== Provided material ==

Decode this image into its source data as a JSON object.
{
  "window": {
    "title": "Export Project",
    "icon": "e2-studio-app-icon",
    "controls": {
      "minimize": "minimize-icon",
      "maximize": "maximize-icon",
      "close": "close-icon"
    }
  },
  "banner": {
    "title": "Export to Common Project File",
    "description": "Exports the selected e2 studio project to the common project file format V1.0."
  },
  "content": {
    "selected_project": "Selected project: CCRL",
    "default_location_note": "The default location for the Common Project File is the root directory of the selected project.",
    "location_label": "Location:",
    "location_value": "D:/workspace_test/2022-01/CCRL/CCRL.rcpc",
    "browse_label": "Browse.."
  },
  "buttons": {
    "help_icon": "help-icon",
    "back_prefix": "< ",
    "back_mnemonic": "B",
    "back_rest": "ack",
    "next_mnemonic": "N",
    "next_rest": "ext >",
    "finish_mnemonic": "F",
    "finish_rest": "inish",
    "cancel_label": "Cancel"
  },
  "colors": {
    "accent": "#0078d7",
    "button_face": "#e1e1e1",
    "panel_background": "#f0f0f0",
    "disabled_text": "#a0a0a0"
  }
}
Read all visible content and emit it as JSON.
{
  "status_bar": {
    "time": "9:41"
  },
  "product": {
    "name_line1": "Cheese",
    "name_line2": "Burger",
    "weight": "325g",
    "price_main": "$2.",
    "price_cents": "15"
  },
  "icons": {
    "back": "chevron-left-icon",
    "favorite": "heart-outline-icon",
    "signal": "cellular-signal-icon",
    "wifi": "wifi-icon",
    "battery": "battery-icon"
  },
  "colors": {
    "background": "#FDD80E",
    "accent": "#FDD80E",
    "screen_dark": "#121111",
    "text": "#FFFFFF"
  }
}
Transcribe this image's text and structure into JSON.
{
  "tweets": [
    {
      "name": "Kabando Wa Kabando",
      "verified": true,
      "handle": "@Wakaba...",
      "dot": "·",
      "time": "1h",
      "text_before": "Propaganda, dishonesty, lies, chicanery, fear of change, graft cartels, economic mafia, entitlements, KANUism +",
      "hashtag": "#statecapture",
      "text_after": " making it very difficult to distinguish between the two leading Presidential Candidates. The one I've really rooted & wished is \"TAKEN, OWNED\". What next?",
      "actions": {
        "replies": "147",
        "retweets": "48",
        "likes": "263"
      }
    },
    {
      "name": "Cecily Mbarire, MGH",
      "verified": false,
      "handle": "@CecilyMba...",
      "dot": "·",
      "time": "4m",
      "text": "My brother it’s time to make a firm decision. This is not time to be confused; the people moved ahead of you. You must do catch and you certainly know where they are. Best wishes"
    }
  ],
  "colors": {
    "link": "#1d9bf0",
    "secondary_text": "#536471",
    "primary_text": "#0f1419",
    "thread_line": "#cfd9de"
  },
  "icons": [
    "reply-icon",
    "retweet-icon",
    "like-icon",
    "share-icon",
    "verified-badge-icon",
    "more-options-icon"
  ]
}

===

_Directions_
Write out every record shown above, word for word.

_Exercise response_
Decode this image into its source data as a JSON object.
{
  "window": {
    "title": "Export Project",
    "icon": "e2-studio-app-icon",
    "controls": {
      "minimize": "minimize-icon",
      "maximize": "maximize-icon",
      "close": "close-icon"
    }
  },
  "banner": {
    "title": "Export to Common Project File",
    "description": "Exports the selected e2 studio project to the common project file format V1.0."
  },
  "content": {
    "selected_project": "Selected project: CCRL",
    "default_location_note": "The default location for the Common Project File is the root directory of the selected project.",
    "location_label": "Location:",
    "location_value": "D:/workspace_test/2022-01/CCRL/CCRL.rcpc",
    "browse_label": "Browse.."
  },
  "buttons": {
    "help_icon": "help-icon",
    "back_prefix": "< ",
    "back_mnemonic": "B",
    "back_rest": "ack",
    "next_mnemonic": "N",
    "next_rest": "ext >",
    "finish_mnemonic": "F",
    "finish_rest": "inish",
    "cancel_label": "Cancel"
  },
  "colors": {
    "accent": "#0078d7",
    "button_face": "#e1e1e1",
    "panel_background": "#f0f0f0",
    "disabled_text": "#a0a0a0"
  }
}
Read all visible content and emit it as JSON.
{
  "status_bar": {
    "time": "9:41"
  },
  "product": {
    "name_line1": "Cheese",
    "name_line2": "Burger",
    "weight": "325g",
    "price_main": "$2.",
    "price_cents": "15"
  },
  "icons": {
    "back": "chevron-left-icon",
    "favorite": "heart-outline-icon",
    "signal": "cellular-signal-icon",
    "wifi": "wifi-icon",
    "battery": "battery-icon"
  },
  "colors": {
    "background": "#FDD80E",
    "accent": "#FDD80E",
    "screen_dark": "#121111",
    "text": "#FFFFFF"
  }
}
Transcribe this image's text and structure into JSON.
{
  "tweets": [
    {
      "name": "Kabando Wa Kabando",
      "verified": true,
      "handle": "@Wakaba...",
      "dot": "·",
      "time": "1h",
      "text_before": "Propaganda, dishonesty, lies, chicanery, fear of change, graft cartels, economic mafia, entitlements, KANUism +",
      "hashtag": "#statecapture",
      "text_after": " making it very difficult to distinguish between the two leading Presidential Candidates. The one I've really rooted & wished is \"TAKEN, OWNED\". What next?",
      "actions": {
        "replies": "147",
        "retweets": "48",
        "likes": "263"
      }
    },
    {
      "name": "Cecily Mbarire, MGH",
      "verified": false,
      "handle": "@CecilyMba...",
      "dot": "·",
      "time": "4m",
      "text": "My brother it’s time to make a firm decision. This is not time to be confused; the people moved ahead of you. You must do catch and you certainly know where they are. Best wishes"
    }
  ],
  "colors": {
    "link": "#1d9bf0",
    "secondary_text": "#536471",
    "primary_text": "#0f1419",
    "thread_line": "#cfd9de"
  },
  "icons": [
    "reply-icon",
    "retweet-icon",
    "like-icon",
    "share-icon",
    "verified-badge-icon",
    "more-options-icon"
  ]
}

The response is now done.